▶

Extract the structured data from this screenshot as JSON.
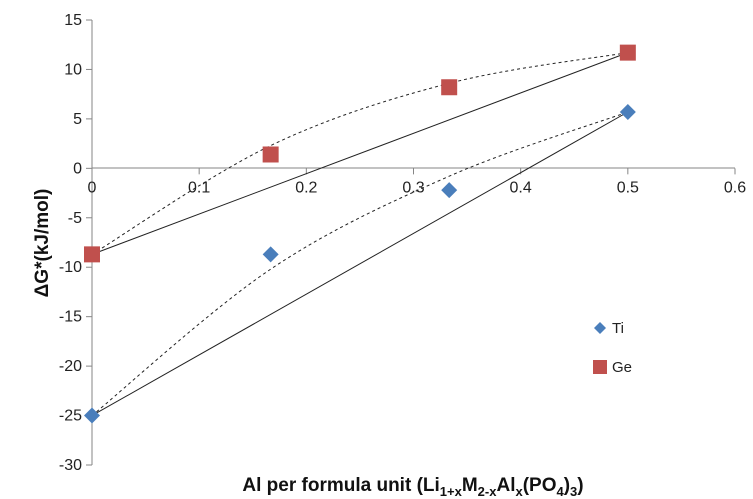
{
  "chart_data": {
    "type": "scatter",
    "xlabel": {
      "prefix": "Al per formula unit (Li",
      "sub1": "1+x",
      "mid1": "M",
      "sub2": "2-x",
      "mid2": "Al",
      "sub3": "x",
      "mid3": "(PO",
      "sub4": "4",
      "mid4": ")",
      "sub5": "3",
      "suffix": ")"
    },
    "ylabel": "ΔG*(kJ/mol)",
    "xlim": [
      0,
      0.6
    ],
    "ylim": [
      -30,
      15
    ],
    "x_ticks": [
      "0",
      "0.1",
      "0.2",
      "0.3",
      "0.4",
      "0.5",
      "0.6"
    ],
    "y_ticks": [
      "15",
      "10",
      "5",
      "0",
      "-5",
      "-10",
      "-15",
      "-20",
      "-25",
      "-30"
    ],
    "grid": false,
    "legend_position": "right",
    "series": [
      {
        "name": "Ti",
        "marker": "diamond",
        "color": "#4a7ebb",
        "x": [
          0,
          0.1667,
          0.3333,
          0.5
        ],
        "y": [
          -25.0,
          -8.7,
          -2.2,
          5.7
        ]
      },
      {
        "name": "Ge",
        "marker": "square",
        "color": "#c0504d",
        "x": [
          0,
          0.1667,
          0.3333,
          0.5
        ],
        "y": [
          -8.7,
          1.4,
          8.2,
          11.7
        ]
      }
    ],
    "lines": [
      {
        "style": "solid",
        "points": [
          [
            0,
            -25.0
          ],
          [
            0.5,
            5.7
          ]
        ]
      },
      {
        "style": "solid",
        "points": [
          [
            0,
            -8.7
          ],
          [
            0.5,
            11.7
          ]
        ]
      },
      {
        "style": "dotted",
        "points": [
          [
            0,
            -25.0
          ],
          [
            0.1667,
            -10.2
          ],
          [
            0.3333,
            -0.8
          ],
          [
            0.5,
            5.7
          ]
        ]
      },
      {
        "style": "dotted",
        "points": [
          [
            0,
            -8.7
          ],
          [
            0.1667,
            2.3
          ],
          [
            0.3333,
            8.6
          ],
          [
            0.5,
            11.7
          ]
        ]
      }
    ]
  }
}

◀

_Stated problem:_ Each record above should come back exactly the same, only without its pictures.

_Exercise output:_
Extract the structured data from this screenshot as JSON.
{
  "chart_data": {
    "type": "scatter",
    "xlabel": {
      "prefix": "Al per formula unit (Li",
      "sub1": "1+x",
      "mid1": "M",
      "sub2": "2-x",
      "mid2": "Al",
      "sub3": "x",
      "mid3": "(PO",
      "sub4": "4",
      "mid4": ")",
      "sub5": "3",
      "suffix": ")"
    },
    "ylabel": "ΔG*(kJ/mol)",
    "xlim": [
      0,
      0.6
    ],
    "ylim": [
      -30,
      15
    ],
    "x_ticks": [
      "0",
      "0.1",
      "0.2",
      "0.3",
      "0.4",
      "0.5",
      "0.6"
    ],
    "y_ticks": [
      "15",
      "10",
      "5",
      "0",
      "-5",
      "-10",
      "-15",
      "-20",
      "-25",
      "-30"
    ],
    "grid": false,
    "legend_position": "right",
    "series": [
      {
        "name": "Ti",
        "marker": "diamond",
        "color": "#4a7ebb",
        "x": [
          0,
          0.1667,
          0.3333,
          0.5
        ],
        "y": [
          -25.0,
          -8.7,
          -2.2,
          5.7
        ]
      },
      {
        "name": "Ge",
        "marker": "square",
        "color": "#c0504d",
        "x": [
          0,
          0.1667,
          0.3333,
          0.5
        ],
        "y": [
          -8.7,
          1.4,
          8.2,
          11.7
        ]
      }
    ],
    "lines": [
      {
        "style": "solid",
        "points": [
          [
            0,
            -25.0
          ],
          [
            0.5,
            5.7
          ]
        ]
      },
      {
        "style": "solid",
        "points": [
          [
            0,
            -8.7
          ],
          [
            0.5,
            11.7
          ]
        ]
      },
      {
        "style": "dotted",
        "points": [
          [
            0,
            -25.0
          ],
          [
            0.1667,
            -10.2
          ],
          [
            0.3333,
            -0.8
          ],
          [
            0.5,
            5.7
          ]
        ]
      },
      {
        "style": "dotted",
        "points": [
          [
            0,
            -8.7
          ],
          [
            0.1667,
            2.3
          ],
          [
            0.3333,
            8.6
          ],
          [
            0.5,
            11.7
          ]
        ]
      }
    ]
  }
}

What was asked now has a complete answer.